4.2.1.3.登录任意一台配置服务器,初始化配置副本集

[mongodb@server1 mongodb]$ mongo 192.168.1.31:27001

MongoDB shell version v3.6.4

connecting to: mongodb://192.168.1.31:27001/test

MongoDB server version: 3.6.4

> use admin;

switched to db admin

> config = {

_id : "shard1",

members : [

{_id : 0, host : "192.168.1.31:27001" },

{_id : 1, host : "192.168.1.32:27001" },

{_id : 2, host : "192.168.1.33:27001" }

]

}

> rs.initiate(config);

{ "ok" : 1 }

shard1:SECONDARY> rs.status();

4.2.2.  shard2配置

4.2.2.1.创建配置文件

服务器34,31,32上配置以下内容

[mongodb@server4 mongodb]$ vi /opt/mongodb/mongodb-app/conf/shard2.conf

# shard2 config

systemLog:

destination: file

logAppend: true

path: /opt/mongodb/mongodb-app/data/shard2/log/shard2.log

# Where and how to store data.

storage:

dbPath: /opt/mongodb/mongodb-app/data/shard2/data

journal:

enabled: true

wiredTiger:

engineConfig:

cacheSizeGB: 20

# how the process runs

processManagement:

fork: true

pidFilePath: /opt/mongodb/mongodb-app/data/shard2/log/shard2.pid

# network interfaces

net:

port:

bindIp: 0.0.0.0

#operationProfiling:

replication:

replSetName: shard2

sharding:

clusterRole: shardsvr

4.2.2.2.启动三台服务器的shard2 server

[mongodb@server4 mongodb]$ mongod --config /opt/mongodb/mongodb-app/conf/shard2.conf

about to fork child process, waiting until server is ready for connections.

问题 1
请改写 MongoDB 分片配置原文中以含有“[mongodb@server4 mongodb]$ vi”的语句开头、以“to store data.”结尾的部分,并将其中的“destination”替换为“target”。
问题 2
请从 MongoDB 分片配置原文的最后一句之后接着往下续写。

数据条目
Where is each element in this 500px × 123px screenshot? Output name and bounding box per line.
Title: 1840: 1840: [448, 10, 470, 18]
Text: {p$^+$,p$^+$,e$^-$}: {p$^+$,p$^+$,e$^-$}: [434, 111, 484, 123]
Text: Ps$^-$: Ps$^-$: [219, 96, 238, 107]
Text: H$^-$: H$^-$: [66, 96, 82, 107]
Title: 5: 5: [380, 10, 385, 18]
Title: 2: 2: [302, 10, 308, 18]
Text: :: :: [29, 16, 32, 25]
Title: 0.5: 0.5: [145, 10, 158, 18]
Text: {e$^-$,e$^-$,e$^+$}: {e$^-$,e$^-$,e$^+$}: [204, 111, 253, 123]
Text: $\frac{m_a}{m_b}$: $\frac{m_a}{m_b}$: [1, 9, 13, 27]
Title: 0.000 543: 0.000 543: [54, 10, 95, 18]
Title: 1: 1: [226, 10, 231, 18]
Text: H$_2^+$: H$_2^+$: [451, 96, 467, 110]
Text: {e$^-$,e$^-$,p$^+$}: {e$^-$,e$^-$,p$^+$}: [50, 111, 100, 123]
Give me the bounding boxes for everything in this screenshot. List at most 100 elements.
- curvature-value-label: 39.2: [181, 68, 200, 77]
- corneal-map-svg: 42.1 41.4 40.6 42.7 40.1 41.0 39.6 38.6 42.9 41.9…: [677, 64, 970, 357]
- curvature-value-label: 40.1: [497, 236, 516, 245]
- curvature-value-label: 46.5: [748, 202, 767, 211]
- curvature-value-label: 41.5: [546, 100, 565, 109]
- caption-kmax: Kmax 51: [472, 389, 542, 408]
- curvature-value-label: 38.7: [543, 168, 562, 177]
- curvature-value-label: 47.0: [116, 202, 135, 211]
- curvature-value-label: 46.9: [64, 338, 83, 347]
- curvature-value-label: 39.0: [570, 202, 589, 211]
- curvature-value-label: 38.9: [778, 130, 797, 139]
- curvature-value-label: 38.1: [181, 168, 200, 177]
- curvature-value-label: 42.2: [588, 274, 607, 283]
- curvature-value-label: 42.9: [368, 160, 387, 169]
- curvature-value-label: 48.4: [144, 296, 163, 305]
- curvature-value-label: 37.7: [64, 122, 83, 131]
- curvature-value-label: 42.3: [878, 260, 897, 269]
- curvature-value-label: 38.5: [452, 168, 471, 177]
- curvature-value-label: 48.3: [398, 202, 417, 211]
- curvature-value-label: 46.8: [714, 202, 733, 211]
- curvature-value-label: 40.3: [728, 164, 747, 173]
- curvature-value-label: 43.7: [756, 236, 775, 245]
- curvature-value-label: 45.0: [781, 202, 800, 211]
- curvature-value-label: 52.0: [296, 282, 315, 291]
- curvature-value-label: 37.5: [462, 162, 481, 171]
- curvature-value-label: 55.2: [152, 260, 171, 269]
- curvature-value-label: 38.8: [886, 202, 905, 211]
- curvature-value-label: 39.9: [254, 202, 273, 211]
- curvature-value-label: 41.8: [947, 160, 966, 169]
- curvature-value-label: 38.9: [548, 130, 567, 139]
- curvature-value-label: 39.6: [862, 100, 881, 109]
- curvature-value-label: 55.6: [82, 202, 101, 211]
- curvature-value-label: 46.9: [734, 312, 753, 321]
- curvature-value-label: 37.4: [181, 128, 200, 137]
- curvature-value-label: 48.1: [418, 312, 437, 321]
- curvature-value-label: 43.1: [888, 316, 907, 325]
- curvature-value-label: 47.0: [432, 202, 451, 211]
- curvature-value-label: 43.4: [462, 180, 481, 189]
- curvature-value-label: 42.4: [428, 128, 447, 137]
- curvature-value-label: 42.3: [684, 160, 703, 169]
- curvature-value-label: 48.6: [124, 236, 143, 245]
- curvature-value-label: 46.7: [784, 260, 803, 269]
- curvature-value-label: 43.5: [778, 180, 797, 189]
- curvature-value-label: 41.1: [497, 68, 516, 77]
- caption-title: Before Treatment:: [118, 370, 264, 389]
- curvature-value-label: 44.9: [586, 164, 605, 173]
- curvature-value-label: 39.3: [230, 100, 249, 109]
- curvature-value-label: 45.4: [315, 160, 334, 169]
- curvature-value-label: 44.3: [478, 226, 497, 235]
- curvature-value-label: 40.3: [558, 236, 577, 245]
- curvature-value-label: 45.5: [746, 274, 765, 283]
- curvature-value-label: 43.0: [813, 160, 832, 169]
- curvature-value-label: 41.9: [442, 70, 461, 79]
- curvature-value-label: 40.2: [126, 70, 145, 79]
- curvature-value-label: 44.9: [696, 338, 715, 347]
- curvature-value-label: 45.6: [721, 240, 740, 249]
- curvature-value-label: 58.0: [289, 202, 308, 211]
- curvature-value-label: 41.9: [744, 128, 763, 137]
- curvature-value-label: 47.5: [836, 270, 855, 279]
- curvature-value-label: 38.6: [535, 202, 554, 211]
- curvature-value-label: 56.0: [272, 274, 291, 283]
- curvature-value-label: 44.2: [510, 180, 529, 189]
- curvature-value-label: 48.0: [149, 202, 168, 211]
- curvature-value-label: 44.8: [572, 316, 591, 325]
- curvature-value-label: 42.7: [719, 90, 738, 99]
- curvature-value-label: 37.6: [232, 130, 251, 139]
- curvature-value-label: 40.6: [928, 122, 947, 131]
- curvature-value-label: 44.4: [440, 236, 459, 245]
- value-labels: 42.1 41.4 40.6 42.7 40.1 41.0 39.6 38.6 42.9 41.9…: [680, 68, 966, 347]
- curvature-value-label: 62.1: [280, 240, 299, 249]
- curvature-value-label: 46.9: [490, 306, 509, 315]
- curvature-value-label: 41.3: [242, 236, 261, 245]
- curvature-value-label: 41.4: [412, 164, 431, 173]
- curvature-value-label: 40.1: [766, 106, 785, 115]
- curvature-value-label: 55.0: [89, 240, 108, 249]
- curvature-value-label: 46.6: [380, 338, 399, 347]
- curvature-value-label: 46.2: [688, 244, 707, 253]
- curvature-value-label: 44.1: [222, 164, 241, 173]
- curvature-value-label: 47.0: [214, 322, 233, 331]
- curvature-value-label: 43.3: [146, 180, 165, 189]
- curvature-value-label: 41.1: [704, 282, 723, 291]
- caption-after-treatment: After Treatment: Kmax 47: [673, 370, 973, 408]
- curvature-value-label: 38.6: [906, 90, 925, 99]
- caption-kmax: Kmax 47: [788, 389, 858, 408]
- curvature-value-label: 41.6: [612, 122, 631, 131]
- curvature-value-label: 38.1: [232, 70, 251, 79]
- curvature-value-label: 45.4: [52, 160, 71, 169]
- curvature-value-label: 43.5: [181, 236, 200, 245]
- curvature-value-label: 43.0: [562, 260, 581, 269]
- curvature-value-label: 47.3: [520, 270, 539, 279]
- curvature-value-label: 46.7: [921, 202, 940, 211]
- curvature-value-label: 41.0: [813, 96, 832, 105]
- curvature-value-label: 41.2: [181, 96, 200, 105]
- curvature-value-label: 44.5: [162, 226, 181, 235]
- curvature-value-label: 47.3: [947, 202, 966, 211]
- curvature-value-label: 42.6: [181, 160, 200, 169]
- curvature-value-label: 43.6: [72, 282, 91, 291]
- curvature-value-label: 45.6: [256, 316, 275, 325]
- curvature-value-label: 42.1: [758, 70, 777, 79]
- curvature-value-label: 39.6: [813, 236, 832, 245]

输出 1
[mongodb@server4 mongodb]$ vi /opt/mongodb/mongodb-app/conf/shard2.conf

# shard2 config

systemLog:

target: file

logAppend: true

path: /opt/mongodb/mongodb-app/data/shard2/log/shard2.log

# Where and how to store data.

输出 2
forked process: 8025

child process started successfully, parent exiting

[mongodb@server4 mongodb]$

[mongodb@server1 mongodb]$ mongod --shutdown --config /opt/mongodb/mongodb-app/conf/shard2.conf

killing process with pid: 8420

4.2.2.3.登录任意一台配置服务器,初始化配置副本集

[mongodb@server4 mongodb]$ mongo 192.168.1.34:27002

MongoDB shell version v3.6.4

connecting to: mongodb://192.168.1.34:27002/test

MongoDB server version: 3.6.4

Welcome to the MongoDB shell.

> use admin;

switched to db admin

> config = {

_id : "shard2",

members : [

{_id : 0, host : "192.168.1.34:27002" },

{_id : 1, host : "192.168.1.31:27002" },

{_id : 2, host : "192.168.1.32:27002" }

]

}

> rs.initiate(config);

{ "ok" : 1 }

shard2:OTHER> rs.status();

4.2.3.  shard3配置

4.2.3.1.创建配置文件

服务器33,34,31上配置以下内容

[mongodb@server3 mongodb]$ vi /opt/mongodb/mongodb-app/conf/shard3.conf

# shard3 config

systemLog:

destination: file

logAppend: true

path: /opt/mongodb/mongodb-app/data/shard3/log/shard3.log

# Where and how to store data.

storage:

dbPath: /opt/mongodb/mongodb-app/data/shard3/data

journal:

enabled: true

wiredTiger:

engineConfig:

cacheSizeGB: 20

# how the process runs

processManagement:

fork: true

pidFilePath: /opt/mongodb/mongodb-app/data/shard3/log/shard3.pid

# network interfaces

net:

port:

bindIp: 0.0.0.0

#operationProfiling:

replication:

replSetName: shard3

sharding:

clusterRole: shardsvr

4.2.3.2.启动三台服务器的shard3 server

[mongodb@server3 mongodb]$ mongod --config /opt/mongodb/mongodb-app/conf/shard3.conf

about to fork child process, waiting until server is ready for connections.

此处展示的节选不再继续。